● What you are asked to do
Answer these questions about the BlockBar passage below.
(a) Where does BlockBar store the bottles it sells?
(b) Who founded BlockBar with Dov Falic?
(c) What is the most these tokens have lately sold for?

It might be nice to have an NFT of a 50-year-old, $200,000 bottle of single-malt scotch — but it’s even nicer to have the bottle itself, not to mention the right to open it up and drink it.
That’s the canny — and thus far, successful — strategy to market high-end booze that’s coming from BlockBar, which is selling so-called non-fungible tokens of marquee liquors including a Glenfiddich 1973 whisky, a Penfolds shiraz cabernet and a 1976 Dictador rum in a Lalique bottle.
Unlike normal NFTs, these tokens, which lately have sold for as much as $41,950, are attached to actual bottles of whisky.
So if a collector gets a hankering for that Armagnac Cask Finish single-malt scotch whisky, he just trades in his NFT to BlockBar, which stores the bottles it sells in a climate controlled and bonded warehouse in Singapore.
“You basically own either the physical or the digital asset,” said CEO Dov Falic, who founded BlockBar with his cousin, Sam, who’s the company’s president. “You can always exchange the digital for the physical, but it is easier to sell the digital asset — you don’t have to physically move the bottle, ship it all over the world, and have it be authenticated over and over again by auction houses selling it.”

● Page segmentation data
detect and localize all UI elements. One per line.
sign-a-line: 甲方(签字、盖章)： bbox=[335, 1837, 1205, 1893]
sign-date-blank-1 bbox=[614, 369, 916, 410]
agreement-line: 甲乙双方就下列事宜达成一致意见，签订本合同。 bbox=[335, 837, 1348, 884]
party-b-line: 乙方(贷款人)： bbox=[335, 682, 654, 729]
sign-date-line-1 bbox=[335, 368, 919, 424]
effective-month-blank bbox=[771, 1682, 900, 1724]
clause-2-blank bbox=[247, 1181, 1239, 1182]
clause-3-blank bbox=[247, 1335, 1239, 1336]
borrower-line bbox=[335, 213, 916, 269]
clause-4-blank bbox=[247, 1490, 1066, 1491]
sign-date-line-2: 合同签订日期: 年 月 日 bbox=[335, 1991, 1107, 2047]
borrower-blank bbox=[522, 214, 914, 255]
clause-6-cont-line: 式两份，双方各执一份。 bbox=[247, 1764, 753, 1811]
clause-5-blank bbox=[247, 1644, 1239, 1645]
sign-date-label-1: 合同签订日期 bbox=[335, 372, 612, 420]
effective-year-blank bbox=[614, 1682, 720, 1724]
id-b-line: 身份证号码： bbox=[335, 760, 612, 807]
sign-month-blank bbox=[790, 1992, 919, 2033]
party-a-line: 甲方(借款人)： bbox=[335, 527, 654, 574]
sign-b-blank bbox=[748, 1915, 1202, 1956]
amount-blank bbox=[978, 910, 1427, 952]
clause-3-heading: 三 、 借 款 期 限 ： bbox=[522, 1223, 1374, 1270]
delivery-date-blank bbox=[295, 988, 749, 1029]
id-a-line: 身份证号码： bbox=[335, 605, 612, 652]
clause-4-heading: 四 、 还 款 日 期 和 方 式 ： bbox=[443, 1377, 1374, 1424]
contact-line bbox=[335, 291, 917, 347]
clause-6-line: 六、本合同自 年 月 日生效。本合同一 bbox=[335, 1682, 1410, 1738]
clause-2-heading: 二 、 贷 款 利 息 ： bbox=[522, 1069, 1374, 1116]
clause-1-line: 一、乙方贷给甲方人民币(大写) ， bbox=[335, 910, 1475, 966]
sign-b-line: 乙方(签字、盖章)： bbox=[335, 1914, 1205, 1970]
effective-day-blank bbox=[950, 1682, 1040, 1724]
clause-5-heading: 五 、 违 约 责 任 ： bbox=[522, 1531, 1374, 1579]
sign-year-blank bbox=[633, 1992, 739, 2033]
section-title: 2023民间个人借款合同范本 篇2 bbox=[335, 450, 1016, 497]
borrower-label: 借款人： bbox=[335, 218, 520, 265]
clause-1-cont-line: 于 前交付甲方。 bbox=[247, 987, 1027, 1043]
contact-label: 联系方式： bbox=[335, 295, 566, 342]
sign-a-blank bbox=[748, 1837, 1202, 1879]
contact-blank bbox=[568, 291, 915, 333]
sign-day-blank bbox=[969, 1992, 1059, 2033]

● Worked solution
(a) In a climate controlled and bonded warehouse in Singapore.
(b) His cousin, Sam, the company's president.
(c) $41,950.